Items from a figure collection
^^^^
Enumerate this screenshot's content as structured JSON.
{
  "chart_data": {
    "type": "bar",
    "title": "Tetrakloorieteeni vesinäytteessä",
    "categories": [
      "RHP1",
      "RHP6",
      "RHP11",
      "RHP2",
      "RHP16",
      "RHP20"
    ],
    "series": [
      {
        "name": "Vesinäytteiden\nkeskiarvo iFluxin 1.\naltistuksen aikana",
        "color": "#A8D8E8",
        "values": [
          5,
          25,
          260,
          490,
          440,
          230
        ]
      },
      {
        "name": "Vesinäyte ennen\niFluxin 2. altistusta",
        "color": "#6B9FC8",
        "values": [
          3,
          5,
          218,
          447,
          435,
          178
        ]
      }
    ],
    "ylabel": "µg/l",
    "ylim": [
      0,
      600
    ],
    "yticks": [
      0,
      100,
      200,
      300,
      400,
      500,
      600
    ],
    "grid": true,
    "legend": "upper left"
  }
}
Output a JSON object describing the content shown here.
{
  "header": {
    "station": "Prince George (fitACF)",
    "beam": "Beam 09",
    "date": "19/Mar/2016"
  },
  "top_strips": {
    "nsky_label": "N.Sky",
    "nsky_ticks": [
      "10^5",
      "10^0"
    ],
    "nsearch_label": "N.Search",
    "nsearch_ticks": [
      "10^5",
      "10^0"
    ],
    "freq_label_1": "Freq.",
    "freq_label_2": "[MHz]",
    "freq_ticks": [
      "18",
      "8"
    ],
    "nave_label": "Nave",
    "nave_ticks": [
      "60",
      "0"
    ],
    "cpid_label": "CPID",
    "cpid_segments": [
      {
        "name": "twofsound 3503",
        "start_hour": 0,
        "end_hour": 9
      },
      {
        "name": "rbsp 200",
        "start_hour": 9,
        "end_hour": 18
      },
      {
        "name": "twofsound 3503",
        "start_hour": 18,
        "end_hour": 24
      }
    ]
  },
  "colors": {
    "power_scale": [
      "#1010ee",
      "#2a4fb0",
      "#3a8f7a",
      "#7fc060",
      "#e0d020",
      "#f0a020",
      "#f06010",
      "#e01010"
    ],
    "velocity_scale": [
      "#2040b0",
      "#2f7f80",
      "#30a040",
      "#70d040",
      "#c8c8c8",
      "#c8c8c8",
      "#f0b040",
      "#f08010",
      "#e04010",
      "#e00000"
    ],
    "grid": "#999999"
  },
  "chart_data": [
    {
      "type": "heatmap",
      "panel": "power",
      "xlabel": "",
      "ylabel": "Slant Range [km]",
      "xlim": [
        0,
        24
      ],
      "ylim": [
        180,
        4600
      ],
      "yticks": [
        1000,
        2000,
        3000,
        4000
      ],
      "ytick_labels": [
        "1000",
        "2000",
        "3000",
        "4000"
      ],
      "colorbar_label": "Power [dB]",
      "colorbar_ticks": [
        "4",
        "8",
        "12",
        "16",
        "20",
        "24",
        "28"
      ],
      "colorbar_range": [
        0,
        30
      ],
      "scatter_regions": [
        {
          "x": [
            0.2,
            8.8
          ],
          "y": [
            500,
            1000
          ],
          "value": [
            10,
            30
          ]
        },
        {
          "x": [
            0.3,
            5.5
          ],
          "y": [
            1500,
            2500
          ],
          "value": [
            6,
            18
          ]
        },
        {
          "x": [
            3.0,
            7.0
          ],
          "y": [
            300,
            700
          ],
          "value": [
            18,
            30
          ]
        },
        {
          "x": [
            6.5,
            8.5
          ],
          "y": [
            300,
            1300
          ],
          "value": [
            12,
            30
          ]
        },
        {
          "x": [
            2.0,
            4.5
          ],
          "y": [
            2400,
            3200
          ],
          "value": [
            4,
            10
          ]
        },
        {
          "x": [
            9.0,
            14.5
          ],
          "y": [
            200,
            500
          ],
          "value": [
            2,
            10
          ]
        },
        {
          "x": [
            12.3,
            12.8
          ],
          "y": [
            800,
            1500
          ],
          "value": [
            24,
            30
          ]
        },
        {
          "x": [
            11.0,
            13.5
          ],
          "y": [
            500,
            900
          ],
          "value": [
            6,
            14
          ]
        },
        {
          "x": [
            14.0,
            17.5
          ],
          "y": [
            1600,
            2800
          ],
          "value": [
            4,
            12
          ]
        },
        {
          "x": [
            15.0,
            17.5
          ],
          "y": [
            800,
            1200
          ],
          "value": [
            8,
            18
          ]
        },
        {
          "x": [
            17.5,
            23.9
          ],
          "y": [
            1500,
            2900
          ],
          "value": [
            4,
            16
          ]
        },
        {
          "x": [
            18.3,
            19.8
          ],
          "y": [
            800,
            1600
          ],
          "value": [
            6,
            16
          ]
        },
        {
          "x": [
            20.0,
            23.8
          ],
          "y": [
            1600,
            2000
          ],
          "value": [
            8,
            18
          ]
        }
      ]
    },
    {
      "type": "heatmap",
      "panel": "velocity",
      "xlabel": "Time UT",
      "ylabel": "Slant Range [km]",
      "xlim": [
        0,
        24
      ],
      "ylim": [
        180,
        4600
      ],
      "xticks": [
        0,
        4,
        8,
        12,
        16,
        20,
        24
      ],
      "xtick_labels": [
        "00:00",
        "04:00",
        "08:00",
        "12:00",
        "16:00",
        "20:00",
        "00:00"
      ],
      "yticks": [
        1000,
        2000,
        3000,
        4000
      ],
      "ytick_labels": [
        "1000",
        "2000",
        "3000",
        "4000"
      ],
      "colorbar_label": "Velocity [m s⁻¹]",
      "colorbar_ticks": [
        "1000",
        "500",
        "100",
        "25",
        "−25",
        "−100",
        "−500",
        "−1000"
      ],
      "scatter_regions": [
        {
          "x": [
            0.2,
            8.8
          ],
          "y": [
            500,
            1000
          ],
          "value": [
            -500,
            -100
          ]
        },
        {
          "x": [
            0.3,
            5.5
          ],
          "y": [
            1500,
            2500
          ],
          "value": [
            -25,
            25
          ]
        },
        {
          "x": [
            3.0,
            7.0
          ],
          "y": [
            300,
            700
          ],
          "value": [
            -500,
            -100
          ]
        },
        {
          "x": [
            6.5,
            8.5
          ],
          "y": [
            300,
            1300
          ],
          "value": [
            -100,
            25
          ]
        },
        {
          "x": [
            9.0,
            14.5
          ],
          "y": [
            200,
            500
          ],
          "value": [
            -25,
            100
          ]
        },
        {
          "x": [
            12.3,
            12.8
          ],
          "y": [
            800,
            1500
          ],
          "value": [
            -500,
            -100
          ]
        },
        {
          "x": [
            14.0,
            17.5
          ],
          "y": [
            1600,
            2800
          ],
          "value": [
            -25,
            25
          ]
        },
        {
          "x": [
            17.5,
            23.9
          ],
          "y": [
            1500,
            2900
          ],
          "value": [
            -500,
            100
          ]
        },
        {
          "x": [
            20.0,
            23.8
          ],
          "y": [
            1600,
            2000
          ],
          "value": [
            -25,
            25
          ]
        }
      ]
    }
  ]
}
^^^^
TASK DIRECTIONS ▸ Restate the data above word for word, please.

REPLY TO THE TASK ▸
Enumerate this screenshot's content as structured JSON.
{
  "chart_data": {
    "type": "bar",
    "title": "Tetrakloorieteeni vesinäytteessä",
    "categories": [
      "RHP1",
      "RHP6",
      "RHP11",
      "RHP2",
      "RHP16",
      "RHP20"
    ],
    "series": [
      {
        "name": "Vesinäytteiden\nkeskiarvo iFluxin 1.\naltistuksen aikana",
        "color": "#A8D8E8",
        "values": [
          5,
          25,
          260,
          490,
          440,
          230
        ]
      },
      {
        "name": "Vesinäyte ennen\niFluxin 2. altistusta",
        "color": "#6B9FC8",
        "values": [
          3,
          5,
          218,
          447,
          435,
          178
        ]
      }
    ],
    "ylabel": "µg/l",
    "ylim": [
      0,
      600
    ],
    "yticks": [
      0,
      100,
      200,
      300,
      400,
      500,
      600
    ],
    "grid": true,
    "legend": "upper left"
  }
}
Output a JSON object describing the content shown here.
{
  "header": {
    "station": "Prince George (fitACF)",
    "beam": "Beam 09",
    "date": "19/Mar/2016"
  },
  "top_strips": {
    "nsky_label": "N.Sky",
    "nsky_ticks": [
      "10^5",
      "10^0"
    ],
    "nsearch_label": "N.Search",
    "nsearch_ticks": [
      "10^5",
      "10^0"
    ],
    "freq_label_1": "Freq.",
    "freq_label_2": "[MHz]",
    "freq_ticks": [
      "18",
      "8"
    ],
    "nave_label": "Nave",
    "nave_ticks": [
      "60",
      "0"
    ],
    "cpid_label": "CPID",
    "cpid_segments": [
      {
        "name": "twofsound 3503",
        "start_hour": 0,
        "end_hour": 9
      },
      {
        "name": "rbsp 200",
        "start_hour": 9,
        "end_hour": 18
      },
      {
        "name": "twofsound 3503",
        "start_hour": 18,
        "end_hour": 24
      }
    ]
  },
  "colors": {
    "power_scale": [
      "#1010ee",
      "#2a4fb0",
      "#3a8f7a",
      "#7fc060",
      "#e0d020",
      "#f0a020",
      "#f06010",
      "#e01010"
    ],
    "velocity_scale": [
      "#2040b0",
      "#2f7f80",
      "#30a040",
      "#70d040",
      "#c8c8c8",
      "#c8c8c8",
      "#f0b040",
      "#f08010",
      "#e04010",
      "#e00000"
    ],
    "grid": "#999999"
  },
  "chart_data": [
    {
      "type": "heatmap",
      "panel": "power",
      "xlabel": "",
      "ylabel": "Slant Range [km]",
      "xlim": [
        0,
        24
      ],
      "ylim": [
        180,
        4600
      ],
      "yticks": [
        1000,
        2000,
        3000,
        4000
      ],
      "ytick_labels": [
        "1000",
        "2000",
        "3000",
        "4000"
      ],
      "colorbar_label": "Power [dB]",
      "colorbar_ticks": [
        "4",
        "8",
        "12",
        "16",
        "20",
        "24",
        "28"
      ],
      "colorbar_range": [
        0,
        30
      ],
      "scatter_regions": [
        {
          "x": [
            0.2,
            8.8
          ],
          "y": [
            500,
            1000
          ],
          "value": [
            10,
            30
          ]
        },
        {
          "x": [
            0.3,
            5.5
          ],
          "y": [
            1500,
            2500
          ],
          "value": [
            6,
            18
          ]
        },
        {
          "x": [
            3.0,
            7.0
          ],
          "y": [
            300,
            700
          ],
          "value": [
            18,
            30
          ]
        },
        {
          "x": [
            6.5,
            8.5
          ],
          "y": [
            300,
            1300
          ],
          "value": [
            12,
            30
          ]
        },
        {
          "x": [
            2.0,
            4.5
          ],
          "y": [
            2400,
            3200
          ],
          "value": [
            4,
            10
          ]
        },
        {
          "x": [
            9.0,
            14.5
          ],
          "y": [
            200,
            500
          ],
          "value": [
            2,
            10
          ]
        },
        {
          "x": [
            12.3,
            12.8
          ],
          "y": [
            800,
            1500
          ],
          "value": [
            24,
            30
          ]
        },
        {
          "x": [
            11.0,
            13.5
          ],
          "y": [
            500,
            900
          ],
          "value": [
            6,
            14
          ]
        },
        {
          "x": [
            14.0,
            17.5
          ],
          "y": [
            1600,
            2800
          ],
          "value": [
            4,
            12
          ]
        },
        {
          "x": [
            15.0,
            17.5
          ],
          "y": [
            800,
            1200
          ],
          "value": [
            8,
            18
          ]
        },
        {
          "x": [
            17.5,
            23.9
          ],
          "y": [
            1500,
            2900
          ],
          "value": [
            4,
            16
          ]
        },
        {
          "x": [
            18.3,
            19.8
          ],
          "y": [
            800,
            1600
          ],
          "value": [
            6,
            16
          ]
        },
        {
          "x": [
            20.0,
            23.8
          ],
          "y": [
            1600,
            2000
          ],
          "value": [
            8,
            18
          ]
        }
      ]
    },
    {
      "type": "heatmap",
      "panel": "velocity",
      "xlabel": "Time UT",
      "ylabel": "Slant Range [km]",
      "xlim": [
        0,
        24
      ],
      "ylim": [
        180,
        4600
      ],
      "xticks": [
        0,
        4,
        8,
        12,
        16,
        20,
        24
      ],
      "xtick_labels": [
        "00:00",
        "04:00",
        "08:00",
        "12:00",
        "16:00",
        "20:00",
        "00:00"
      ],
      "yticks": [
        1000,
        2000,
        3000,
        4000
      ],
      "ytick_labels": [
        "1000",
        "2000",
        "3000",
        "4000"
      ],
      "colorbar_label": "Velocity [m s⁻¹]",
      "colorbar_ticks": [
        "1000",
        "500",
        "100",
        "25",
        "−25",
        "−100",
        "−500",
        "−1000"
      ],
      "scatter_regions": [
        {
          "x": [
            0.2,
            8.8
          ],
          "y": [
            500,
            1000
          ],
          "value": [
            -500,
            -100
          ]
        },
        {
          "x": [
            0.3,
            5.5
          ],
          "y": [
            1500,
            2500
          ],
          "value": [
            -25,
            25
          ]
        },
        {
          "x": [
            3.0,
            7.0
          ],
          "y": [
            300,
            700
          ],
          "value": [
            -500,
            -100
          ]
        },
        {
          "x": [
            6.5,
            8.5
          ],
          "y": [
            300,
            1300
          ],
          "value": [
            -100,
            25
          ]
        },
        {
          "x": [
            9.0,
            14.5
          ],
          "y": [
            200,
            500
          ],
          "value": [
            -25,
            100
          ]
        },
        {
          "x": [
            12.3,
            12.8
          ],
          "y": [
            800,
            1500
          ],
          "value": [
            -500,
            -100
          ]
        },
        {
          "x": [
            14.0,
            17.5
          ],
          "y": [
            1600,
            2800
          ],
          "value": [
            -25,
            25
          ]
        },
        {
          "x": [
            17.5,
            23.9
          ],
          "y": [
            1500,
            2900
          ],
          "value": [
            -500,
            100
          ]
        },
        {
          "x": [
            20.0,
            23.8
          ],
          "y": [
            1600,
            2000
          ],
          "value": [
            -25,
            25
          ]
        }
      ]
    }
  ]
}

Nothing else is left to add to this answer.